**Short problem**: Filter the data for lines with the word "selected", then copy every line so identified.

**Extracted material**:
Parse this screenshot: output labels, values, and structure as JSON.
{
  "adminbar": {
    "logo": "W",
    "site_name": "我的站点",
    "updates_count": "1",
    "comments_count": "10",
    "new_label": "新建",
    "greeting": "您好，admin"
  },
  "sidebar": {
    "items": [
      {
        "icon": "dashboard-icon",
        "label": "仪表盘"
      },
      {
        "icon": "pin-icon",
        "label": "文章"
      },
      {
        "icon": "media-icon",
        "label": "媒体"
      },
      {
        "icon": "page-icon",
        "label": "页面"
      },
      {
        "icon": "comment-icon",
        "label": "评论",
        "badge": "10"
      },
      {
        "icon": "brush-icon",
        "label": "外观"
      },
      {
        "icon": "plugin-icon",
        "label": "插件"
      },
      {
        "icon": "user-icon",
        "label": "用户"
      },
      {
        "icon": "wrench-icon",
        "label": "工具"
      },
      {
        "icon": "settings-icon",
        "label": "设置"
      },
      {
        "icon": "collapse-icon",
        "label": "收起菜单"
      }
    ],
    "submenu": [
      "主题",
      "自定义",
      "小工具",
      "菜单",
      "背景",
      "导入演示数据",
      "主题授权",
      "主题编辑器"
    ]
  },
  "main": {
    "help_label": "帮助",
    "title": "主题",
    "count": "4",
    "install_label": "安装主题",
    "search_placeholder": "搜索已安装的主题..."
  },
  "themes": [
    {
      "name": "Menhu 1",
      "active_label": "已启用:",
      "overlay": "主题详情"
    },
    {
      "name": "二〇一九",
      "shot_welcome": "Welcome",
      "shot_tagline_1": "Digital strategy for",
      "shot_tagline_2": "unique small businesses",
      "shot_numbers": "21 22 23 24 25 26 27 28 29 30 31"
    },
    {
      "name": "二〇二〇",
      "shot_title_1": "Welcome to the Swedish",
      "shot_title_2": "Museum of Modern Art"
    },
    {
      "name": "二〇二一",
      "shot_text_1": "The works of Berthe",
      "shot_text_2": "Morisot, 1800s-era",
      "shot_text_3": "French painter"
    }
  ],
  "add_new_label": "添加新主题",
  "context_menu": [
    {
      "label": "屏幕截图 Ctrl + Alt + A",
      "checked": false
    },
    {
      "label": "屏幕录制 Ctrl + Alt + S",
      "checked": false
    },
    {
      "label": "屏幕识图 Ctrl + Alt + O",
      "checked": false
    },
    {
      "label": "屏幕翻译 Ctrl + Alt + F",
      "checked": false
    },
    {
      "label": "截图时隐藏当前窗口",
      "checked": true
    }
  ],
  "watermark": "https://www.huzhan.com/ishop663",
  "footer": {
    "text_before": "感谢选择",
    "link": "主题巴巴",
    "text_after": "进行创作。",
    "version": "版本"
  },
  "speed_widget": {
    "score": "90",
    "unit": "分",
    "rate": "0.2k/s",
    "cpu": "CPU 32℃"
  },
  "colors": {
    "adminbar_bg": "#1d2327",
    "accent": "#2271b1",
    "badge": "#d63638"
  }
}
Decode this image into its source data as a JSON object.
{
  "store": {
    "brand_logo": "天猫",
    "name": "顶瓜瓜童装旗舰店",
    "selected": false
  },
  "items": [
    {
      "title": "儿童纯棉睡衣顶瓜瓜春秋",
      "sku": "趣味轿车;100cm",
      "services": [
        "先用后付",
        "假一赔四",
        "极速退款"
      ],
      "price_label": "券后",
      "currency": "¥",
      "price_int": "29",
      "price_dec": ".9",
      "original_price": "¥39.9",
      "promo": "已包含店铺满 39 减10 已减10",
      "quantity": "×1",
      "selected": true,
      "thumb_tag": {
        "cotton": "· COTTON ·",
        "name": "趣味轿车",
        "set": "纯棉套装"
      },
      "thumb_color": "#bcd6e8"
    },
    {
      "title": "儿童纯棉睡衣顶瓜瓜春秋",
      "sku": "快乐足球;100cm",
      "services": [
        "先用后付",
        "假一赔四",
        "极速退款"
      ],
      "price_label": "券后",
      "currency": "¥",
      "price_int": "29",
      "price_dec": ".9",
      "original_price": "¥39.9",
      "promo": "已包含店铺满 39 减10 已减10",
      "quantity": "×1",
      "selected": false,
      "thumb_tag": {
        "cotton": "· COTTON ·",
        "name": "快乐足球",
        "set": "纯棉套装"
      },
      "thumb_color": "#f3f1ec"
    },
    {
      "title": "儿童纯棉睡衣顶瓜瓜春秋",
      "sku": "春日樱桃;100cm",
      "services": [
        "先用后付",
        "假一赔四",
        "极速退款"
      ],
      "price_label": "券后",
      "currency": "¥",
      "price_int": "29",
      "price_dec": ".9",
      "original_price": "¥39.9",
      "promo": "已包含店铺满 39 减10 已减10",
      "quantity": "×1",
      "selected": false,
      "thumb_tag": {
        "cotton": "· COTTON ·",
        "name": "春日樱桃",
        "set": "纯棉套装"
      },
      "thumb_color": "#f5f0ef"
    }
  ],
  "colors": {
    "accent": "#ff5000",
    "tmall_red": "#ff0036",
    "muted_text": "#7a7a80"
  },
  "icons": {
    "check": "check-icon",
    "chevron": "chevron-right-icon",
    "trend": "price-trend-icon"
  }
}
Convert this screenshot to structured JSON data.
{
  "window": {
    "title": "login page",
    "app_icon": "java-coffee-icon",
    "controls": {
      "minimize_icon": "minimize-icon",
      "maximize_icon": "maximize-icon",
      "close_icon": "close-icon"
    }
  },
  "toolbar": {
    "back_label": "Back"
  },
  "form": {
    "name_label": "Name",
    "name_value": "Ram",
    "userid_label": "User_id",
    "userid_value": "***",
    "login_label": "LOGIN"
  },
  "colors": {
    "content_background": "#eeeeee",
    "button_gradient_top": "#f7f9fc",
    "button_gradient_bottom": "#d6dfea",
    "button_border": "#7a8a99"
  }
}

**Written solution**:
    "selected": false
      "selected": true,
      "selected": false,
      "selected": false,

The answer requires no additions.